>> START EXERCISE INPUTS

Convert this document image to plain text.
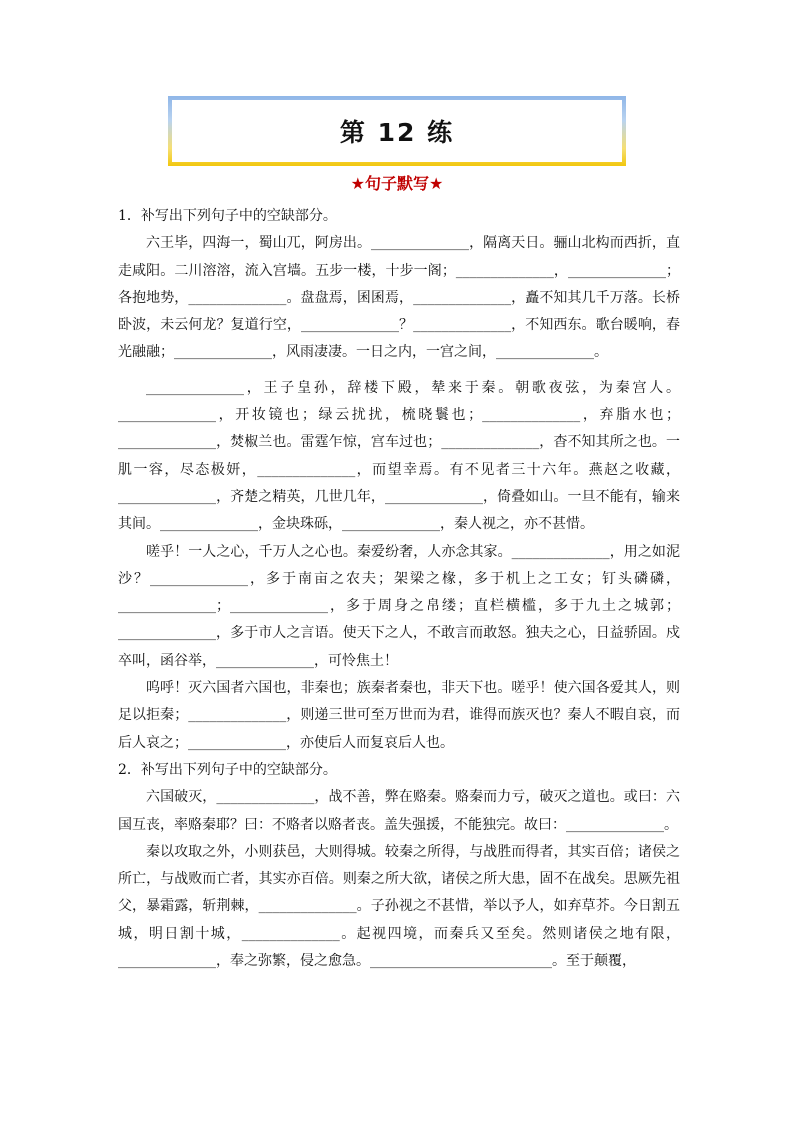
第 12 练
★句子默写★

1．补写出下列句子中的空缺部分。

六王毕，四海一，蜀山兀，阿房出。______________，隔离天日。骊山北构而西折，直走咸阳。二川溶溶，流入宫墙。五步一楼，十步一阁；______________，______________；各抱地势，______________。盘盘焉，囷囷焉，______________，矗不知其几千万落。长桥卧波，未云何龙？复道行空，______________？______________，不知西东。歌台暖响，春光融融；______________，风雨凄凄。一日之内，一宫之间，______________。

______________，王子皇孙，辞楼下殿，辇来于秦。朝歌夜弦，为秦宫人。______________，开妆镜也；绿云扰扰，梳晓鬟也；______________，弃脂水也；______________，焚椒兰也。雷霆乍惊，宫车过也；______________，杳不知其所之也。一肌一容，尽态极妍，______________，而望幸焉。有不见者三十六年。燕赵之收藏，______________，齐楚之精英，几世几年，______________，倚叠如山。一旦不能有，输来其间。______________，金块珠砾，______________，秦人视之，亦不甚惜。

嗟乎！一人之心，千万人之心也。秦爱纷奢，人亦念其家。______________，用之如泥沙？______________，多于南亩之农夫；架梁之椽，多于机上之工女；钉头磷磷，______________；______________，多于周身之帛缕；直栏横槛，多于九土之城郭；______________，多于市人之言语。使天下之人，不敢言而敢怒。独夫之心，日益骄固。戍卒叫，函谷举，______________，可怜焦土！

呜呼！灭六国者六国也，非秦也；族秦者秦也，非天下也。嗟乎！使六国各爱其人，则足以拒秦；______________，则递三世可至万世而为君，谁得而族灭也？秦人不暇自哀，而后人哀之；______________，亦使后人而复哀后人也。

2．补写出下列句子中的空缺部分。

六国破灭，______________，战不善，弊在赂秦。赂秦而力亏，破灭之道也。或曰：六国互丧，率赂秦耶？曰：不赂者以赂者丧。盖失强援，不能独完。故曰：______________。

秦以攻取之外，小则获邑，大则得城。较秦之所得，与战胜而得者，其实百倍；诸侯之所亡，与战败而亡者，其实亦百倍。则秦之所大欲，诸侯之所大患，固不在战矣。思厥先祖父，暴霜露，斩荆棘，______________。子孙视之不甚惜，举以予人，如弃草芥。今日割五城，明日割十城，______________。起视四境，而秦兵又至矣。然则诸侯之地有限，______________，奉之弥繁，侵之愈急。__________________________。至于颠覆，
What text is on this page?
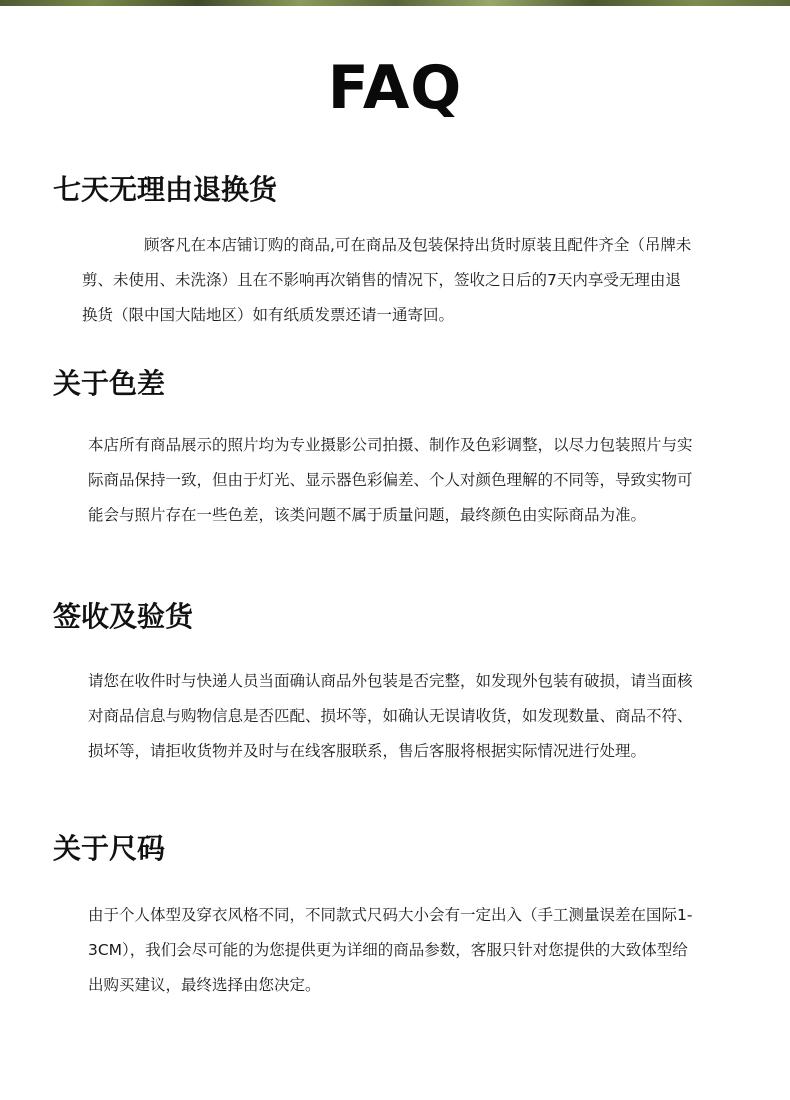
FAQ
七天无理由退换货

顾客凡在本店铺订购的商品,可在商品及包装保持出货时原装且配件齐全（吊牌未剪、未使用、未洗涤）且在不影响再次销售的情况下，签收之日后的7天内享受无理由退换货（限中国大陆地区）如有纸质发票还请一通寄回。

关于色差

本店所有商品展示的照片均为专业摄影公司拍摄、制作及色彩调整，以尽力包装照片与实际商品保持一致，但由于灯光、显示器色彩偏差、个人对颜色理解的不同等，导致实物可能会与照片存在一些色差，该类问题不属于质量问题，最终颜色由实际商品为准。

签收及验货

请您在收件时与快递人员当面确认商品外包装是否完整，如发现外包装有破损，请当面核对商品信息与购物信息是否匹配、损坏等，如确认无误请收货，如发现数量、商品不符、损坏等，请拒收货物并及时与在线客服联系，售后客服将根据实际情况进行处理。

关于尺码

由于个人体型及穿衣风格不同，不同款式尺码大小会有一定出入（手工测量误差在国际1-3CM），我们会尽可能的为您提供更为详细的商品参数，客服只针对您提供的大致体型给出购买建议，最终选择由您决定。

>> END EXERCISE INPUTS

■ **WHAT IS REQUIRED**: Extract, word for word, each line from the one that contains "What text is on this page?" through the final line of the data above. Leave the pictures out.

■ **EXERCISE RESULT**:
What text is on this page?
FAQ
七天无理由退换货

顾客凡在本店铺订购的商品,可在商品及包装保持出货时原装且配件齐全（吊牌未剪、未使用、未洗涤）且在不影响再次销售的情况下，签收之日后的7天内享受无理由退换货（限中国大陆地区）如有纸质发票还请一通寄回。

关于色差

本店所有商品展示的照片均为专业摄影公司拍摄、制作及色彩调整，以尽力包装照片与实际商品保持一致，但由于灯光、显示器色彩偏差、个人对颜色理解的不同等，导致实物可能会与照片存在一些色差，该类问题不属于质量问题，最终颜色由实际商品为准。

签收及验货

请您在收件时与快递人员当面确认商品外包装是否完整，如发现外包装有破损，请当面核对商品信息与购物信息是否匹配、损坏等，如确认无误请收货，如发现数量、商品不符、损坏等，请拒收货物并及时与在线客服联系，售后客服将根据实际情况进行处理。

关于尺码

由于个人体型及穿衣风格不同，不同款式尺码大小会有一定出入（手工测量误差在国际1-3CM），我们会尽可能的为您提供更为详细的商品参数，客服只针对您提供的大致体型给出购买建议，最终选择由您决定。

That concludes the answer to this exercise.